Saved entries
=======
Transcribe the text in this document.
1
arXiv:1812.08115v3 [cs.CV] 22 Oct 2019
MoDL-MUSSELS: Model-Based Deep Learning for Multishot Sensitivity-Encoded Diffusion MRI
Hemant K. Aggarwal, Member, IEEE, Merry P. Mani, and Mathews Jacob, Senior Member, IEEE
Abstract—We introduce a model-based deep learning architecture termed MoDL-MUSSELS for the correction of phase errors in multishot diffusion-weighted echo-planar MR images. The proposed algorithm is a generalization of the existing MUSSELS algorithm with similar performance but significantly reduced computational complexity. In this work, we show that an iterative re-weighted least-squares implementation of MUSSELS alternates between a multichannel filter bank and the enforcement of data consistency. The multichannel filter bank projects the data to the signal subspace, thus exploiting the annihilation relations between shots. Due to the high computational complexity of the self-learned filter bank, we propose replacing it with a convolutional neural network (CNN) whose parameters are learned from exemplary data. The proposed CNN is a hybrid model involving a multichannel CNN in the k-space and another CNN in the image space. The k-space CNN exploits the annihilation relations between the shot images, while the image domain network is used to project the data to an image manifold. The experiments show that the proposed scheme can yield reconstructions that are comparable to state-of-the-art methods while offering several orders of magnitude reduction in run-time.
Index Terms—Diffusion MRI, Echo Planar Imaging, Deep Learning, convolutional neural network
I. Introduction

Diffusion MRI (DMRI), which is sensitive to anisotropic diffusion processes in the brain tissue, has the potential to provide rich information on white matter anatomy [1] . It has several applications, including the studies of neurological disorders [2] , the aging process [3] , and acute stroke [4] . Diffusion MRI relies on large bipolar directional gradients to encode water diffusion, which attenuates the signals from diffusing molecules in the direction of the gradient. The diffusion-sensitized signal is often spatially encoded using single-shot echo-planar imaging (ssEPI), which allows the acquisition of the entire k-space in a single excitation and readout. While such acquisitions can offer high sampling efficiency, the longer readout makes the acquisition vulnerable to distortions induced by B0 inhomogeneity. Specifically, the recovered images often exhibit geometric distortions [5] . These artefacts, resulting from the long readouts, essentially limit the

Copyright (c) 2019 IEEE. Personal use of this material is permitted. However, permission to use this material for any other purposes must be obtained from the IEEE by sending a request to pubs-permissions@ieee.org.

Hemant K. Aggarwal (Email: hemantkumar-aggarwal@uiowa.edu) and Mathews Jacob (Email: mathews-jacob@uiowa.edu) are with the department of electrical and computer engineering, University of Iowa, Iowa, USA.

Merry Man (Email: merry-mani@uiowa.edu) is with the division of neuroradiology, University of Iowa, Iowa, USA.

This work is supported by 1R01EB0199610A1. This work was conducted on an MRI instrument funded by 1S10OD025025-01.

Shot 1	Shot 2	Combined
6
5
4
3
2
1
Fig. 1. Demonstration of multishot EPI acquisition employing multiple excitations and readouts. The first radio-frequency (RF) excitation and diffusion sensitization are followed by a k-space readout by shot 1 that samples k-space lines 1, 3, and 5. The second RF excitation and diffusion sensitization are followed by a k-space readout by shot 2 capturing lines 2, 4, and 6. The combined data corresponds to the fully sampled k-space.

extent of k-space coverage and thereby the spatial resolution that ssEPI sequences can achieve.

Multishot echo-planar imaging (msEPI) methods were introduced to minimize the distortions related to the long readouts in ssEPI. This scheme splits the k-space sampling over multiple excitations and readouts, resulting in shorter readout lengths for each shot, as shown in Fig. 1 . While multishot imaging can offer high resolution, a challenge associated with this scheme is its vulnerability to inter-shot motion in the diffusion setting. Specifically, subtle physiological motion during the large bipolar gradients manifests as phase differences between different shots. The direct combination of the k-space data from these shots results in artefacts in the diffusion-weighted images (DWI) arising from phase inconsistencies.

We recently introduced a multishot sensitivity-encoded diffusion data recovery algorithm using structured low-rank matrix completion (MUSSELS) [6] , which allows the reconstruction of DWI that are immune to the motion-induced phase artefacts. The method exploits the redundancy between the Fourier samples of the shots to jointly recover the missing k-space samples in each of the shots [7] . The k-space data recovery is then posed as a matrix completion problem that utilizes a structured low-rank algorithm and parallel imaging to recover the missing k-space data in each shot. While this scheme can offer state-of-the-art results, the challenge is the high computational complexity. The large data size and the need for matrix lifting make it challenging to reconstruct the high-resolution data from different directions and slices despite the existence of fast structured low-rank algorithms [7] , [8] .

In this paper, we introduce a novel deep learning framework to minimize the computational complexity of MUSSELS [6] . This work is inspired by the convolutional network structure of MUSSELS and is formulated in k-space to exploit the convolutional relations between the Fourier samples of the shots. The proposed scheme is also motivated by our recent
=======
In the entries above, find each line with the string "network" and copy it.

_Result for this task_
Abstract—We introduce a model-based deep learning architecture termed MoDL-MUSSELS for the correction of phase errors in multishot diffusion-weighted echo-planar MR images. The proposed algorithm is a generalization of the existing MUSSELS algorithm with similar performance but significantly reduced computational complexity. In this work, we show that an iterative re-weighted least-squares implementation of MUSSELS alternates between a multichannel filter bank and the enforcement of data consistency. The multichannel filter bank projects the data to the signal subspace, thus exploiting the annihilation relations between shots. Due to the high computational complexity of the self-learned filter bank, we propose replacing it with a convolutional neural network (CNN) whose parameters are learned from exemplary data. The proposed CNN is a hybrid model involving a multichannel CNN in the k-space and another CNN in the image space. The k-space CNN exploits the annihilation relations between the shot images, while the image domain network is used to project the data to an image manifold. The experiments show that the proposed scheme can yield reconstructions that are comparable to state-of-the-art methods while offering several orders of magnitude reduction in run-time.
Index Terms—Diffusion MRI, Echo Planar Imaging, Deep Learning, convolutional neural network
In this paper, we introduce a novel deep learning framework to minimize the computational complexity of MUSSELS [6] . This work is inspired by the convolutional network structure of MUSSELS and is formulated in k-space to exploit the convolutional relations between the Fourier samples of the shots. The proposed scheme is also motivated by our recent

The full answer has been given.